→ EXERCISE DETAILS: Tally the lines containing the word "orange" and give the total alone.

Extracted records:
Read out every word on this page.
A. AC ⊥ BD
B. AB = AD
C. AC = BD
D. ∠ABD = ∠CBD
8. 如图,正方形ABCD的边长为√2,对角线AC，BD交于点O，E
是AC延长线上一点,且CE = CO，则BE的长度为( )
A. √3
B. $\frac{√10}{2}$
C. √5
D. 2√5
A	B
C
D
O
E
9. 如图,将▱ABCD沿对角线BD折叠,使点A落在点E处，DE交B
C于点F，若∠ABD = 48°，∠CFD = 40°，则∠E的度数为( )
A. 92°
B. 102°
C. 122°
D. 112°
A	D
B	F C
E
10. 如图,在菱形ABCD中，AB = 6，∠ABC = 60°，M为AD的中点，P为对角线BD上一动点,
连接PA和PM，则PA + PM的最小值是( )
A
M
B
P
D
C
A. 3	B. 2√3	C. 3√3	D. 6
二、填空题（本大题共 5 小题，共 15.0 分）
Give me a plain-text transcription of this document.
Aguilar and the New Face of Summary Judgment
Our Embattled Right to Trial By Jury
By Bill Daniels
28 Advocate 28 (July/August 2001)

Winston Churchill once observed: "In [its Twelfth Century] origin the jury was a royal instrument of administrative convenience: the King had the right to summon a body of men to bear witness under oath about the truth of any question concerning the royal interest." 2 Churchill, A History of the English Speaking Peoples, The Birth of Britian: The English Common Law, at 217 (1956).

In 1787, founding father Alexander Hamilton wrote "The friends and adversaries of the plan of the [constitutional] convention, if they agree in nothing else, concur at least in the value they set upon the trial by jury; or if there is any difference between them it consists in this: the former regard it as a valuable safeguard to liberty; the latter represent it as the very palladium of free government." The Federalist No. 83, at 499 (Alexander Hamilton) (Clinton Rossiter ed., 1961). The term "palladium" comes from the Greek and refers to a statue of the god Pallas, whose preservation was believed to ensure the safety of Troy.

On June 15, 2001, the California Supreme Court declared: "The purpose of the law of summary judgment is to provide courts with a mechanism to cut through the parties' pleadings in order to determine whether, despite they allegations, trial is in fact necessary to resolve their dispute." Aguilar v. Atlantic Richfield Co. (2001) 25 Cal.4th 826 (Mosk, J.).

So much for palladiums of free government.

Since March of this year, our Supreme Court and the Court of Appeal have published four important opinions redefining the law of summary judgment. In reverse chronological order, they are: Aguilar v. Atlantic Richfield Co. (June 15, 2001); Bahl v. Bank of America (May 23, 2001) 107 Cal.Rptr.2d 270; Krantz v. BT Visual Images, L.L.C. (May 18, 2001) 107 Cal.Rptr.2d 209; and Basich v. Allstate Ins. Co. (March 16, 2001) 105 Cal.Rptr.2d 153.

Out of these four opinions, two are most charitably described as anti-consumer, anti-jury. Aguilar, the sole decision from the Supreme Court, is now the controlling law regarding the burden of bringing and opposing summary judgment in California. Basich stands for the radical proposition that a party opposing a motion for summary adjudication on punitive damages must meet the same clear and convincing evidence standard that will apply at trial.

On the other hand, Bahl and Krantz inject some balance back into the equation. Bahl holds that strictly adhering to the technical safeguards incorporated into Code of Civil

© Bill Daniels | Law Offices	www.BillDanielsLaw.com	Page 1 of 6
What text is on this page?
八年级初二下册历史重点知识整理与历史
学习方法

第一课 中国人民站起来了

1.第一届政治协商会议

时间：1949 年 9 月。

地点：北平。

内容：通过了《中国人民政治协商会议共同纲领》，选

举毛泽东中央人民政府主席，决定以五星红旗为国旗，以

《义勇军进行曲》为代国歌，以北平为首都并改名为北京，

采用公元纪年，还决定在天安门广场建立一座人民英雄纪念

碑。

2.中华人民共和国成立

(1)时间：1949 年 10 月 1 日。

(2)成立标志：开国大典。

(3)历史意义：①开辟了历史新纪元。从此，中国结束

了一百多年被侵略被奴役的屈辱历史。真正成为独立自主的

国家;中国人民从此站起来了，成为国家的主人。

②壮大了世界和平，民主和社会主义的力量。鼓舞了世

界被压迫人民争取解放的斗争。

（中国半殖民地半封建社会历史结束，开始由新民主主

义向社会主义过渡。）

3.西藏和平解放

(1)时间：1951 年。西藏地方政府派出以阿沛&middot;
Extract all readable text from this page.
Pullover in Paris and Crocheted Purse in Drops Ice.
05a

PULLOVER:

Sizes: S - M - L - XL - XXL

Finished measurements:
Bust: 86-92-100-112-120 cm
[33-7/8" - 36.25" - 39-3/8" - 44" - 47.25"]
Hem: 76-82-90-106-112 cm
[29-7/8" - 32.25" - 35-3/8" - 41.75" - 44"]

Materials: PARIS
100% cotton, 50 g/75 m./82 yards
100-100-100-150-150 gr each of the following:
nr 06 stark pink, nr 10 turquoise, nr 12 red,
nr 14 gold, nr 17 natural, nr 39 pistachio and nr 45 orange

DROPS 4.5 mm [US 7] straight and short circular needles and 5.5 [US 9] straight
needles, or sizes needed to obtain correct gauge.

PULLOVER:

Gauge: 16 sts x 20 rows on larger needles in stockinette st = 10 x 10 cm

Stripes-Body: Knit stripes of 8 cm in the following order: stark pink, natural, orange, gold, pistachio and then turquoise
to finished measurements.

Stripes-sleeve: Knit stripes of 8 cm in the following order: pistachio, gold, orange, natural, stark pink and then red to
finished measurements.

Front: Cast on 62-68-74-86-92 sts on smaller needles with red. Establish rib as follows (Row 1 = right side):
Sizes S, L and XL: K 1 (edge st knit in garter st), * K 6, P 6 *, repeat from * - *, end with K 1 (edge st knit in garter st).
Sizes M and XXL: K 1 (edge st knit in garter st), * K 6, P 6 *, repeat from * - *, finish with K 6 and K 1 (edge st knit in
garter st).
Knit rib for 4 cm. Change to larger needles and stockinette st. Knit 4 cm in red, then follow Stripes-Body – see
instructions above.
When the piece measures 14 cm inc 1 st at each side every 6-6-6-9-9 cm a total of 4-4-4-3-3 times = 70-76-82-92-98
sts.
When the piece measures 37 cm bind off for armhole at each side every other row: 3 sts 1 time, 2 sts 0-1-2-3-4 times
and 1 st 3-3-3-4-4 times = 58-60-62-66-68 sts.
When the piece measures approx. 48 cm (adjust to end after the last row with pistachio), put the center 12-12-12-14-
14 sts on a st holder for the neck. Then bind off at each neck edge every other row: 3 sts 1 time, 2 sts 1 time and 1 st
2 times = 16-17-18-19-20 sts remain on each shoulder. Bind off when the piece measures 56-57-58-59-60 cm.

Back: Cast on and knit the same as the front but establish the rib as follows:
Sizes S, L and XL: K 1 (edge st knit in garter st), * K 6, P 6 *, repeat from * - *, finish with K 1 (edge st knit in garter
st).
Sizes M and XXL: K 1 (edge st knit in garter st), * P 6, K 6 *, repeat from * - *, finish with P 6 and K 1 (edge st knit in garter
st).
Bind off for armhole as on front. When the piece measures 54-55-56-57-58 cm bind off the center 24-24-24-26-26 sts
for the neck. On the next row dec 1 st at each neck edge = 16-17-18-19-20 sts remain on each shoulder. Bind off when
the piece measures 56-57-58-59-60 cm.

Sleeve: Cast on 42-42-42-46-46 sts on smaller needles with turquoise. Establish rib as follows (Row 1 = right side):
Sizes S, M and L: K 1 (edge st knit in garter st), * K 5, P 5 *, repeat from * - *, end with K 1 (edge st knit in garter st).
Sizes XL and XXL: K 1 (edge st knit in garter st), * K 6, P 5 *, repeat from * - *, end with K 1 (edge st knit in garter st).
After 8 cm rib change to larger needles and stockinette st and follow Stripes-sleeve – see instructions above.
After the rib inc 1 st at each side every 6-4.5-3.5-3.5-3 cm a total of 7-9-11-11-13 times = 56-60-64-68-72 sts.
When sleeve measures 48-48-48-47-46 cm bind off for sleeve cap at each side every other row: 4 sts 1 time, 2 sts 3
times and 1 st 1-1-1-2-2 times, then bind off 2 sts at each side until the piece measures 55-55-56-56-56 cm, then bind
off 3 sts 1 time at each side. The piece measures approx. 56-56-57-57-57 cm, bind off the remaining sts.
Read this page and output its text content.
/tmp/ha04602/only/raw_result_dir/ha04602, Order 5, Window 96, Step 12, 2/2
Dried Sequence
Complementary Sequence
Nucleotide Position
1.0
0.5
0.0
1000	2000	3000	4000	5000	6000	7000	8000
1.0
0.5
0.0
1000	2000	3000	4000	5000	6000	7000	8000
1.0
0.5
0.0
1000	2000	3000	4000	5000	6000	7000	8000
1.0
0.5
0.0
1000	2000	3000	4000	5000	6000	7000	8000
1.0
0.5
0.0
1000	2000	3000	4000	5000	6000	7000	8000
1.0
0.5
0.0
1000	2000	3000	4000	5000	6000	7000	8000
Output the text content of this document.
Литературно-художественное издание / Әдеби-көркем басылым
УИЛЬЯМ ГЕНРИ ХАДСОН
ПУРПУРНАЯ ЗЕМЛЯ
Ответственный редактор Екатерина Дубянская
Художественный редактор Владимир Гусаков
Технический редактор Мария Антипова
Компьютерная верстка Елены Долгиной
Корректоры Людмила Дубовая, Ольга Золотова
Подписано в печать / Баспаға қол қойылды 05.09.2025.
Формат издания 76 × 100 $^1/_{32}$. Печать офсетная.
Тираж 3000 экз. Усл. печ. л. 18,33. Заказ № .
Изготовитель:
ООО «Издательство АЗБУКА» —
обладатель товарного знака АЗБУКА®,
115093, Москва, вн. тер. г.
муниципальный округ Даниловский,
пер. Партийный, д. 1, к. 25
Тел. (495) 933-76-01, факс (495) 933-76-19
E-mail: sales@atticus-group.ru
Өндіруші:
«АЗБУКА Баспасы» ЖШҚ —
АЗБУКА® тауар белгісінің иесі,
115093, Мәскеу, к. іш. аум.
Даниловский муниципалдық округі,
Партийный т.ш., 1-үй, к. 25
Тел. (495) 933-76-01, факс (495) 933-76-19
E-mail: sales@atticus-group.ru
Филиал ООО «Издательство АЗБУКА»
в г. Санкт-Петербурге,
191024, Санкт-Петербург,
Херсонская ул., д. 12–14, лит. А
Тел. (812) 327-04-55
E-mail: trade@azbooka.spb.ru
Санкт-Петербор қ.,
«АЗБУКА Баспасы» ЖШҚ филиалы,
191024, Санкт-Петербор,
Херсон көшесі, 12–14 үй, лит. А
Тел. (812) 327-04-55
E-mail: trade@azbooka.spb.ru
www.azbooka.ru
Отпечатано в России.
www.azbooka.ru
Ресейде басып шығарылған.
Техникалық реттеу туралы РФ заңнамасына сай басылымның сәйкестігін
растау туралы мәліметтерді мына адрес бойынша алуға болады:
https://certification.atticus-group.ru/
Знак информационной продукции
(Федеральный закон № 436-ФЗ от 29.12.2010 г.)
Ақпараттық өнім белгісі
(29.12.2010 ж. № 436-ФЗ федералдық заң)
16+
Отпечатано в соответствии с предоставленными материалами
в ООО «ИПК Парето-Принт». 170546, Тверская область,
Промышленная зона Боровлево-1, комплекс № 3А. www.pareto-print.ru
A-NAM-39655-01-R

→ RESULT FOR THIS EXERCISE: 3